╭─ Vorliegender Text

Der Landesvorsitzende der PDS, Stefan Liebich, erklärt:
Berlin hat heute im Bundesrat dem als Reformkompromiss bezeichneten Sozialabbau nicht zugestimmt.
Wir finden die Aussetzung der Rentenerhöhung falsch und daher ist es richtig, dass das Land Berlin dem nicht zugestimmt hat. Eine Verschärfung der Zumutbarkeitsregeln für Langzeitarbeitslose und die Aufhebung des Kündigungsschutzes für Beschäftigte in Betrieben mit bis zu zehn Mitarbeitern, schafft keinen einzigen Arbeitsplatz und bestraft die Falschen. Die Reduzierung der Arbeitslosenhilfe auf das Niveau der Sozialhilfe ist unsozial. Das Land hat all dem nicht zugestimmt.
Hinsichtlich der Steuerreform ist absehbar, dass die Kompensationen für das Land nicht ausreichend sind. Berlin benötigt im Gegenteil höhere Steuereinnahmen, um seinen Sanierungsprozess zu beschleunigen. So ist es nur konsequent, dass Berlin auch dem Vorziehen der Steuerreform nicht zugestimmt hat.

╰─
╭─ Erfasste Daten

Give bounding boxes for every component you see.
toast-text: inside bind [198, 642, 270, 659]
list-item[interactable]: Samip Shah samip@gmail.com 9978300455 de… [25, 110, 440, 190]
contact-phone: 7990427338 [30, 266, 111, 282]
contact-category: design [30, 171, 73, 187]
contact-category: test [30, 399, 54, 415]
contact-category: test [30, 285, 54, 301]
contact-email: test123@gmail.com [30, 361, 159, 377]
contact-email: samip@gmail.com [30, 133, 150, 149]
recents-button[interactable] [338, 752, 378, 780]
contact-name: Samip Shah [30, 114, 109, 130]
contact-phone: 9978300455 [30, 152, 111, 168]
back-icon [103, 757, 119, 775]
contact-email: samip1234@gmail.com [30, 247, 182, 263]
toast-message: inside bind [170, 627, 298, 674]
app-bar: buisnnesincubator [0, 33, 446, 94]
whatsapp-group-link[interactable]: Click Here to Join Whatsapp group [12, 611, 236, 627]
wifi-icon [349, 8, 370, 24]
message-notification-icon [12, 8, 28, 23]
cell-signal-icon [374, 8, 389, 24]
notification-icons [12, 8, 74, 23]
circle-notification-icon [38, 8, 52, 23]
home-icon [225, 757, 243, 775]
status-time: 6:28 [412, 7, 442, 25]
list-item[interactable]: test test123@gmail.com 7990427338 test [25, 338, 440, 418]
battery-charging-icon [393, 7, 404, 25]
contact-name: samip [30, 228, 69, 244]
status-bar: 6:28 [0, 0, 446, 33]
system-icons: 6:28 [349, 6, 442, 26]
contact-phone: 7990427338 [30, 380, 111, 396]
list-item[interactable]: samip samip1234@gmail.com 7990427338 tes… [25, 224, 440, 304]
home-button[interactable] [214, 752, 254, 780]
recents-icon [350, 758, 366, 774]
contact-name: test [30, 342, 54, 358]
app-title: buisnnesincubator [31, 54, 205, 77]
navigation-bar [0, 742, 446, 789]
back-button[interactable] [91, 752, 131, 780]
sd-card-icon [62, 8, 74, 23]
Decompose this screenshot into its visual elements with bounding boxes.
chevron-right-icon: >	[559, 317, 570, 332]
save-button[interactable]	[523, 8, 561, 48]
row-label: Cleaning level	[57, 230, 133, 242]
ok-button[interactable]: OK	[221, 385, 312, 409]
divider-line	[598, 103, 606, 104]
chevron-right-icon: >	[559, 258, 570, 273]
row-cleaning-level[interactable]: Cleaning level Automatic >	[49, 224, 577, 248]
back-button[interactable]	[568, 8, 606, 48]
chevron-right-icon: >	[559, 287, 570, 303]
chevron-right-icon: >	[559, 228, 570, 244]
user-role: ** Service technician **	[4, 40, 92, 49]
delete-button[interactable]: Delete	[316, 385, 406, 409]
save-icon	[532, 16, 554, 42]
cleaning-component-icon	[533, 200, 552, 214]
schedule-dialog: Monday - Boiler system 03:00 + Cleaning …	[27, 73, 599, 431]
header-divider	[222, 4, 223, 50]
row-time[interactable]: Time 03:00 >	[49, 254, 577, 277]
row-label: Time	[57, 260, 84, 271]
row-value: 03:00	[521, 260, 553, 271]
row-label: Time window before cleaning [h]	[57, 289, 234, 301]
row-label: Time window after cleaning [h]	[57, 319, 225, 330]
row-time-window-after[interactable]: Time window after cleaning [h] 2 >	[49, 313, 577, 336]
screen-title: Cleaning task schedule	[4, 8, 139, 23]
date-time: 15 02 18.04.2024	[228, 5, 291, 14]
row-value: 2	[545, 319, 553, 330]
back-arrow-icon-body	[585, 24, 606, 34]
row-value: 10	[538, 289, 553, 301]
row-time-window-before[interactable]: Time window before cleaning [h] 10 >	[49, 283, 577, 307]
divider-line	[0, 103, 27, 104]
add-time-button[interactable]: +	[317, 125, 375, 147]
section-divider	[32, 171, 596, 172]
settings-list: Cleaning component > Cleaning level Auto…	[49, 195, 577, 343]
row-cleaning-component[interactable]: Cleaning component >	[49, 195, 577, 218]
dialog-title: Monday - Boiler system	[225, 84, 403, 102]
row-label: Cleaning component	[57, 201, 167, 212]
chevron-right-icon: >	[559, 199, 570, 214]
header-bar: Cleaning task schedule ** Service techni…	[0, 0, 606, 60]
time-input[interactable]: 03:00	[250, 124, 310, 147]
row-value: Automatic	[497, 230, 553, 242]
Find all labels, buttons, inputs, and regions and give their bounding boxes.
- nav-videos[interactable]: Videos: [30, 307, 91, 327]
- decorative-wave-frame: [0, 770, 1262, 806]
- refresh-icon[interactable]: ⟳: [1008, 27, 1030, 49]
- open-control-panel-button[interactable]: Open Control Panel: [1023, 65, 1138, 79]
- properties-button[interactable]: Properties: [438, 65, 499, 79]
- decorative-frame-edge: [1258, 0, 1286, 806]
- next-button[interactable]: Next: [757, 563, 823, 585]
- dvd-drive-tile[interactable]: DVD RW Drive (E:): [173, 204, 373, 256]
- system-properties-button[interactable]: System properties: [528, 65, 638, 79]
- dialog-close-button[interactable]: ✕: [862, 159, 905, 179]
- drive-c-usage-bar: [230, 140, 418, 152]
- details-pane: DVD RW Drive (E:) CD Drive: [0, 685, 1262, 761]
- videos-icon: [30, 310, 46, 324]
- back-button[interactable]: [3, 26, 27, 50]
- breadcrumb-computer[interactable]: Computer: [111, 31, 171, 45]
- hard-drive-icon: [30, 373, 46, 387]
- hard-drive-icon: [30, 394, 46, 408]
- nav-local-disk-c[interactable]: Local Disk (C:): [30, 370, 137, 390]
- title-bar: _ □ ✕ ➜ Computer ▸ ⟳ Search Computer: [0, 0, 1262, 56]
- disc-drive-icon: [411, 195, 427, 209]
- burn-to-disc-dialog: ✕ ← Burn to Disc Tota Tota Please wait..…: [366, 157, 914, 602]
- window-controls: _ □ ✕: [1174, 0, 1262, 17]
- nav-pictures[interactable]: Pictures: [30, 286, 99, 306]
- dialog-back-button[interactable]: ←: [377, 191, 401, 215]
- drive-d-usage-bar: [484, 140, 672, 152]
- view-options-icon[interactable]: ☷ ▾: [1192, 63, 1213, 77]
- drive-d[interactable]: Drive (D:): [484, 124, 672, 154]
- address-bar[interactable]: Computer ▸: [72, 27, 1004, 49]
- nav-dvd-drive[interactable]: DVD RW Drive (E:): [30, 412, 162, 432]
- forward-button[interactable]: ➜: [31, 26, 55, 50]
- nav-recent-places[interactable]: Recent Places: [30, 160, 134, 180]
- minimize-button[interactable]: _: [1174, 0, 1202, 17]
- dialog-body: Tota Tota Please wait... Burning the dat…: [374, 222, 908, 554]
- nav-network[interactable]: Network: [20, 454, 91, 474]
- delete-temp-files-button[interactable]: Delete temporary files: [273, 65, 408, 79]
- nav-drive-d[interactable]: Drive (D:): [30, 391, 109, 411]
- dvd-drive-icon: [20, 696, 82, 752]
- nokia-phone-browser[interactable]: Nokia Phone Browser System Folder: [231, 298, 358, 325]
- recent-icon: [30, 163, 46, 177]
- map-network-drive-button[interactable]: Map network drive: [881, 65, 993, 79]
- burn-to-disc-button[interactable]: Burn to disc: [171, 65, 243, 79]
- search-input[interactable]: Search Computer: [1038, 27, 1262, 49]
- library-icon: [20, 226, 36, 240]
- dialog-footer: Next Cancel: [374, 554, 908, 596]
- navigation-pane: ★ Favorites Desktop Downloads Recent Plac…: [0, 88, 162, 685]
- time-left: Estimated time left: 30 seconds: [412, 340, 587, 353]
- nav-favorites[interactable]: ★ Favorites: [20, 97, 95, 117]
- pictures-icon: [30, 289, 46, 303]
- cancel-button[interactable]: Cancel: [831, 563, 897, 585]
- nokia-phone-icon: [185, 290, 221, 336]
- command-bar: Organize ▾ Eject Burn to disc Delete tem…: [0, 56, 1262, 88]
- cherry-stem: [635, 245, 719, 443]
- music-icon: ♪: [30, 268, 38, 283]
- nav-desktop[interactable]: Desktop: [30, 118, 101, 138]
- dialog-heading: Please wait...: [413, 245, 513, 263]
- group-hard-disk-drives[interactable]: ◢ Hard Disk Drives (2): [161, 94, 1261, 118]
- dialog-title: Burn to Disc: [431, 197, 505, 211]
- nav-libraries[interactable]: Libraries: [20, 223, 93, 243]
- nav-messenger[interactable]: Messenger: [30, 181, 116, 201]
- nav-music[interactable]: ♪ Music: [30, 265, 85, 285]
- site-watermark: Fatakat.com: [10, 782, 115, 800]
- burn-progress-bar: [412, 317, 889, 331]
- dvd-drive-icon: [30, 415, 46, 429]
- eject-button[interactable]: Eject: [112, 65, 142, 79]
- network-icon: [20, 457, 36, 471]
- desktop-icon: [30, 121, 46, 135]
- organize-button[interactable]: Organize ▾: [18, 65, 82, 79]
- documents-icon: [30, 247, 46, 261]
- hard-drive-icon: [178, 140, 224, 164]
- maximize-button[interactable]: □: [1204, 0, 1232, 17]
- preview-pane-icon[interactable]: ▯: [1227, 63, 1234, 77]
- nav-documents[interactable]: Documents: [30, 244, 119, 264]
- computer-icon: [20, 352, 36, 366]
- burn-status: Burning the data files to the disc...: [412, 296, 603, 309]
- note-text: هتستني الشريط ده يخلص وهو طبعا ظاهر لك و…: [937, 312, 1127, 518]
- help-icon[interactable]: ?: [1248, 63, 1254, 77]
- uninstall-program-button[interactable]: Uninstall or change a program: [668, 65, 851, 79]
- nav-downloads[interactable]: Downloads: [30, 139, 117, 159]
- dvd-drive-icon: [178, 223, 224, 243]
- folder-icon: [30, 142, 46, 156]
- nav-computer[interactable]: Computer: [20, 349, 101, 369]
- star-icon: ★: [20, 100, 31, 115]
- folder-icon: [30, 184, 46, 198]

╰─

> _Die Aufgabe_
Geben Sie aus der obigen Erklärung zur Abstimmung Berlins im Bundesrat den Abschnitt zwischen „Der Landesvorsitzende der“ und „Sozialabbau nicht zugestimmt.“ wörtlich wieder, beide Stellen eingeschlossen.

> _Ergebnis der Aufgabe_
Der Landesvorsitzende der PDS, Stefan Liebich, erklärt:
Berlin hat heute im Bundesrat dem als Reformkompromiss bezeichneten Sozialabbau nicht zugestimmt.